[Figure contents as structured data]

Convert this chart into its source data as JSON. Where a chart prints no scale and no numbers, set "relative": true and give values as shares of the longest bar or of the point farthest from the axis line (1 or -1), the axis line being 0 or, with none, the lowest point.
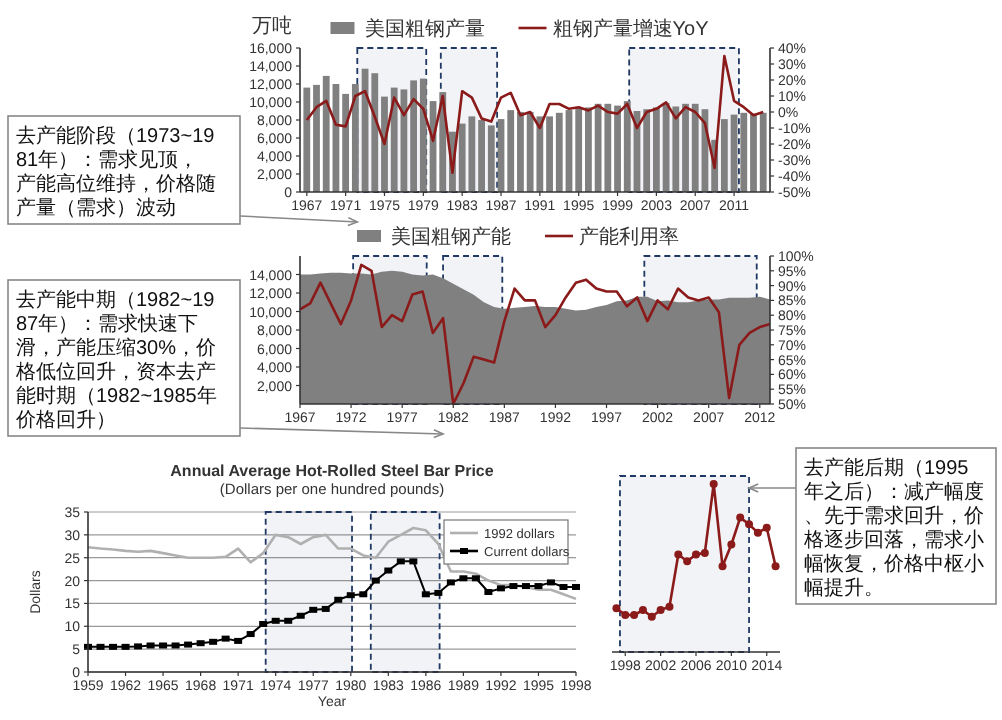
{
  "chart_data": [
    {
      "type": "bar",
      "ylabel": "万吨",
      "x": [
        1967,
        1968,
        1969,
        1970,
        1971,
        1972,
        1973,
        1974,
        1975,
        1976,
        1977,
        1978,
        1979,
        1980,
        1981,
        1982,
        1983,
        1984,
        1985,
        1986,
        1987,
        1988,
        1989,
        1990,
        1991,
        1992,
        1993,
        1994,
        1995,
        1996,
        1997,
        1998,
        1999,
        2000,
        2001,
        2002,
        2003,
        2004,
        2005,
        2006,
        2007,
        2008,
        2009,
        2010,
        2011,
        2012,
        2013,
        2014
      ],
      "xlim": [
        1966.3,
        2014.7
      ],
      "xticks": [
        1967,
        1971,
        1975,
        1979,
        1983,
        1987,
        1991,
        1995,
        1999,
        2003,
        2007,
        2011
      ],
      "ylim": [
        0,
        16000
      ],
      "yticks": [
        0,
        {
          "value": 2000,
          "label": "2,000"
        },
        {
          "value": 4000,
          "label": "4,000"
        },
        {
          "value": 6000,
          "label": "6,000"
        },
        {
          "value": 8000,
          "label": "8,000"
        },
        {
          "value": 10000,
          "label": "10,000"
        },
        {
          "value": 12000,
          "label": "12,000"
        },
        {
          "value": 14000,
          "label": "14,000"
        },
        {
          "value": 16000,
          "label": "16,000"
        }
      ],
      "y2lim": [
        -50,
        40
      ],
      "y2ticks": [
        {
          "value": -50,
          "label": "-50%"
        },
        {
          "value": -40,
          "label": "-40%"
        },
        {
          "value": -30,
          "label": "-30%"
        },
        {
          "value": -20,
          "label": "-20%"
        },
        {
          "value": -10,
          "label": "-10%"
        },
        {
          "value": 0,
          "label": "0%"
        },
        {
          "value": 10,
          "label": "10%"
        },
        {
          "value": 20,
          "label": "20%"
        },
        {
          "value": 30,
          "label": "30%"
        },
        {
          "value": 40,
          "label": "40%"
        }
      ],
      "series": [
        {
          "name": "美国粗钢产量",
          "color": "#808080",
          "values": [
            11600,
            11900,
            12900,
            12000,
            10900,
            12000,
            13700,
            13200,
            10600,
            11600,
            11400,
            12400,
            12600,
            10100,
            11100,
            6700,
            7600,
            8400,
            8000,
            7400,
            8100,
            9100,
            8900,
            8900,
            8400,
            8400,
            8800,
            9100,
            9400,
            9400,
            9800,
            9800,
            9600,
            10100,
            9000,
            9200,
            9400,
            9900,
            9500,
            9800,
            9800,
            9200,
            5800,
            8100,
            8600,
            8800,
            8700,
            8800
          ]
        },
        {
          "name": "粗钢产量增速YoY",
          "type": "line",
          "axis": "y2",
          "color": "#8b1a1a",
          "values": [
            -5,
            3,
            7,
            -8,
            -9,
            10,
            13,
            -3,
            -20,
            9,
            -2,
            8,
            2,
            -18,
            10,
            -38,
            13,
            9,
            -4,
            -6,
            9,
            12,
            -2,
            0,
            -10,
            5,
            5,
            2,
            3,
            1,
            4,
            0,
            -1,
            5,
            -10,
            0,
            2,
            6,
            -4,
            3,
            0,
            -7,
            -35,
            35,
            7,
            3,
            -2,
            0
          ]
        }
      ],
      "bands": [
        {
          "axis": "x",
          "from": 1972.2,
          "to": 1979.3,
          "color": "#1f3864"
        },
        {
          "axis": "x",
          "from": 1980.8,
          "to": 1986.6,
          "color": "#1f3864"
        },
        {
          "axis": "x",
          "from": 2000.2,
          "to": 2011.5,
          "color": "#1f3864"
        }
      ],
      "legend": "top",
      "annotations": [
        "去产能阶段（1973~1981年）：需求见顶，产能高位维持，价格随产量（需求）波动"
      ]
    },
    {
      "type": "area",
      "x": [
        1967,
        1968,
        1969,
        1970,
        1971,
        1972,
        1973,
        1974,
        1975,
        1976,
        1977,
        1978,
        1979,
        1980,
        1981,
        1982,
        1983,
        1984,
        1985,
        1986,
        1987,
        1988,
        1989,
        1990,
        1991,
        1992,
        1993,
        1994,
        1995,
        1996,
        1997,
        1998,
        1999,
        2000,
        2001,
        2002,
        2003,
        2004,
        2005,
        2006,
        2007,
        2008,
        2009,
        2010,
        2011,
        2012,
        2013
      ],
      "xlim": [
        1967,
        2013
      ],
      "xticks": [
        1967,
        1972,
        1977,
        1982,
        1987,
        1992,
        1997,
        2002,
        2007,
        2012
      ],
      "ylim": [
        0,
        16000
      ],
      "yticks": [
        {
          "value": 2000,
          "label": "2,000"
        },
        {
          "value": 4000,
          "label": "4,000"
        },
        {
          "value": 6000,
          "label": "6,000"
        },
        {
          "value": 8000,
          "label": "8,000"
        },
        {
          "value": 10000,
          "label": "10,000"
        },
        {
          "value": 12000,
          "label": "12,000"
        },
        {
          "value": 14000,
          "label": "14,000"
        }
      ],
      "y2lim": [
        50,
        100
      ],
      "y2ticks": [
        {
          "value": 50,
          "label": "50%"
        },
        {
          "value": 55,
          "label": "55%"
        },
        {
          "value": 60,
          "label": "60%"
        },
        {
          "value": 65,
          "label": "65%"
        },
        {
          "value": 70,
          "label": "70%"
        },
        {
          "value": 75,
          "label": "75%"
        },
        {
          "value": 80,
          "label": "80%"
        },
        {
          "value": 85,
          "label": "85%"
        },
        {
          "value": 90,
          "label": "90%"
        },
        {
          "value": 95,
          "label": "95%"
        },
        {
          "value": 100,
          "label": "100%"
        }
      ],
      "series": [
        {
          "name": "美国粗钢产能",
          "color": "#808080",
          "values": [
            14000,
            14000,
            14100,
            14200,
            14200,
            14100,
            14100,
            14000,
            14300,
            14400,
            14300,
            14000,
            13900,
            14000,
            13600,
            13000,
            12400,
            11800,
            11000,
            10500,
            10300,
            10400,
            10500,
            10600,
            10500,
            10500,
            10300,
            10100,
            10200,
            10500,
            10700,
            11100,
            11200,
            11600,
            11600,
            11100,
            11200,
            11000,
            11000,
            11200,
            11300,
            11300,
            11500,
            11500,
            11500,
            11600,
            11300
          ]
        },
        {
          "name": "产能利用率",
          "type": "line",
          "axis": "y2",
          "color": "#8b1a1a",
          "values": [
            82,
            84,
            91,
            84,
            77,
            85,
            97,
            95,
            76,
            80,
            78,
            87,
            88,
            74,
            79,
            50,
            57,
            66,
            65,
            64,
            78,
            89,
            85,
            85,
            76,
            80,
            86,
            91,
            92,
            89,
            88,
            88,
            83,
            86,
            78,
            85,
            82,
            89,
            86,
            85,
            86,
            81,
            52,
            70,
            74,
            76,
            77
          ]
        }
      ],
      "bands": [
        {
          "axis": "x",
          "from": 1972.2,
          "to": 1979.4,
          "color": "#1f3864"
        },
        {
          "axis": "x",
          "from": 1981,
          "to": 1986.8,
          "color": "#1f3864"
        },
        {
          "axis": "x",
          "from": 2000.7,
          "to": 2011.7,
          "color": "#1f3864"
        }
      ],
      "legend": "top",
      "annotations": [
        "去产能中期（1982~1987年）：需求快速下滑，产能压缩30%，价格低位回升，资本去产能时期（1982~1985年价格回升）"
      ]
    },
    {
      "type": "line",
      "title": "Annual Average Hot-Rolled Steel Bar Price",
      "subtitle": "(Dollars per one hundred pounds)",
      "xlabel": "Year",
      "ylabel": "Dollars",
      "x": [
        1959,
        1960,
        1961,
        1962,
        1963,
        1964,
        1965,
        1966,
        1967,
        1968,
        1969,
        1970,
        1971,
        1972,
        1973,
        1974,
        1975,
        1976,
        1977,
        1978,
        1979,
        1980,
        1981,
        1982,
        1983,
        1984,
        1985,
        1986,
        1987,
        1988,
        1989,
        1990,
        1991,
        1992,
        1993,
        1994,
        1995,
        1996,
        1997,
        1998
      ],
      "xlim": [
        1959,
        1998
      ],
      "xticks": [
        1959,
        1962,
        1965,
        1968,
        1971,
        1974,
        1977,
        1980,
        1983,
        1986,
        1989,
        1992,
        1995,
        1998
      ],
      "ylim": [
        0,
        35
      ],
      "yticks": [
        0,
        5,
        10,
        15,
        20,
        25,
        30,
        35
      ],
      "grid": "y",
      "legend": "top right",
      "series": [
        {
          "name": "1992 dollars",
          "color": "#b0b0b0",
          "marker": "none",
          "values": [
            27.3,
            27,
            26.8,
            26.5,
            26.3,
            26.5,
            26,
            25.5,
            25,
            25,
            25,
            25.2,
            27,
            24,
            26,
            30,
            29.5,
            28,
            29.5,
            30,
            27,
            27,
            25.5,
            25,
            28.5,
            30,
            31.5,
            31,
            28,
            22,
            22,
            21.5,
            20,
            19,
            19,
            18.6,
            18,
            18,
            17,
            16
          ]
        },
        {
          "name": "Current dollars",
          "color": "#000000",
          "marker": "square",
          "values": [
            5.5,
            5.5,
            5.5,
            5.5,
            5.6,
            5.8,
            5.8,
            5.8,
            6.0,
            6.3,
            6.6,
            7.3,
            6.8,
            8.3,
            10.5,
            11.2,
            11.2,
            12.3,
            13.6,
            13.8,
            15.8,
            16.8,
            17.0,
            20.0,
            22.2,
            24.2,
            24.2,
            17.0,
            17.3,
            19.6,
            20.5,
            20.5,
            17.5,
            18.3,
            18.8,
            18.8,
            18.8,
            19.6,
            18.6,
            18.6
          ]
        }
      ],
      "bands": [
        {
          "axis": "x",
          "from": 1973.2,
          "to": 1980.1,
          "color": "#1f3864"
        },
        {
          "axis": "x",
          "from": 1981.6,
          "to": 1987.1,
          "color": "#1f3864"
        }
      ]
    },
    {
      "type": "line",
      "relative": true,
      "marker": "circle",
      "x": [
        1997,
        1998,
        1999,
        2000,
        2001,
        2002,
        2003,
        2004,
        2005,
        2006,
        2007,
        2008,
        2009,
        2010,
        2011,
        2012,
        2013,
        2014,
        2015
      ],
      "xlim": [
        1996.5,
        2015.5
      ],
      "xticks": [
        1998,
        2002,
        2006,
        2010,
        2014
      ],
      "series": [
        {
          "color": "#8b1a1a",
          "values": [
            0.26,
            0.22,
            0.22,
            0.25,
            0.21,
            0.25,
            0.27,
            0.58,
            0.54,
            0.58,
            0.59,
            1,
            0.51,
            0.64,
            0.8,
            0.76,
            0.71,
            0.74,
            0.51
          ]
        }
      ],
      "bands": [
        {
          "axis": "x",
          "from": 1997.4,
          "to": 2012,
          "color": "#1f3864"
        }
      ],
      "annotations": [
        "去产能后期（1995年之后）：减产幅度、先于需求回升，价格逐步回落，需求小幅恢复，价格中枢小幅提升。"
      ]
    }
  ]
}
...
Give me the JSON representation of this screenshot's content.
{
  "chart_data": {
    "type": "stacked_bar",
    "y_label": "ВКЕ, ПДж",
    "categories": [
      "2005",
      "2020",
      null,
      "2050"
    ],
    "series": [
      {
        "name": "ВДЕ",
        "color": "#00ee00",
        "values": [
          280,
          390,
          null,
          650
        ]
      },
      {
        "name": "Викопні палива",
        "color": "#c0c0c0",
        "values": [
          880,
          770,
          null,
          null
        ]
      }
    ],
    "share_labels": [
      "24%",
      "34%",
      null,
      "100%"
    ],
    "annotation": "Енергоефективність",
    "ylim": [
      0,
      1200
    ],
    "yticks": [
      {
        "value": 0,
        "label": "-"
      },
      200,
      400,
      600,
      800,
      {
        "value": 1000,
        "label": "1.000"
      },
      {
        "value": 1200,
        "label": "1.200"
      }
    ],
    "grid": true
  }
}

- **Your instructions**
Return from the data every line that holds "name".

- **Written response**
          "name": "美国粗钢产量",
          "name": "粗钢产量增速YoY",
          "name": "美国粗钢产能",
          "name": "产能利用率",
          "name": "1992 dollars",
          "name": "Current dollars",
        "name": "ВДЕ",
        "name": "Викопні палива",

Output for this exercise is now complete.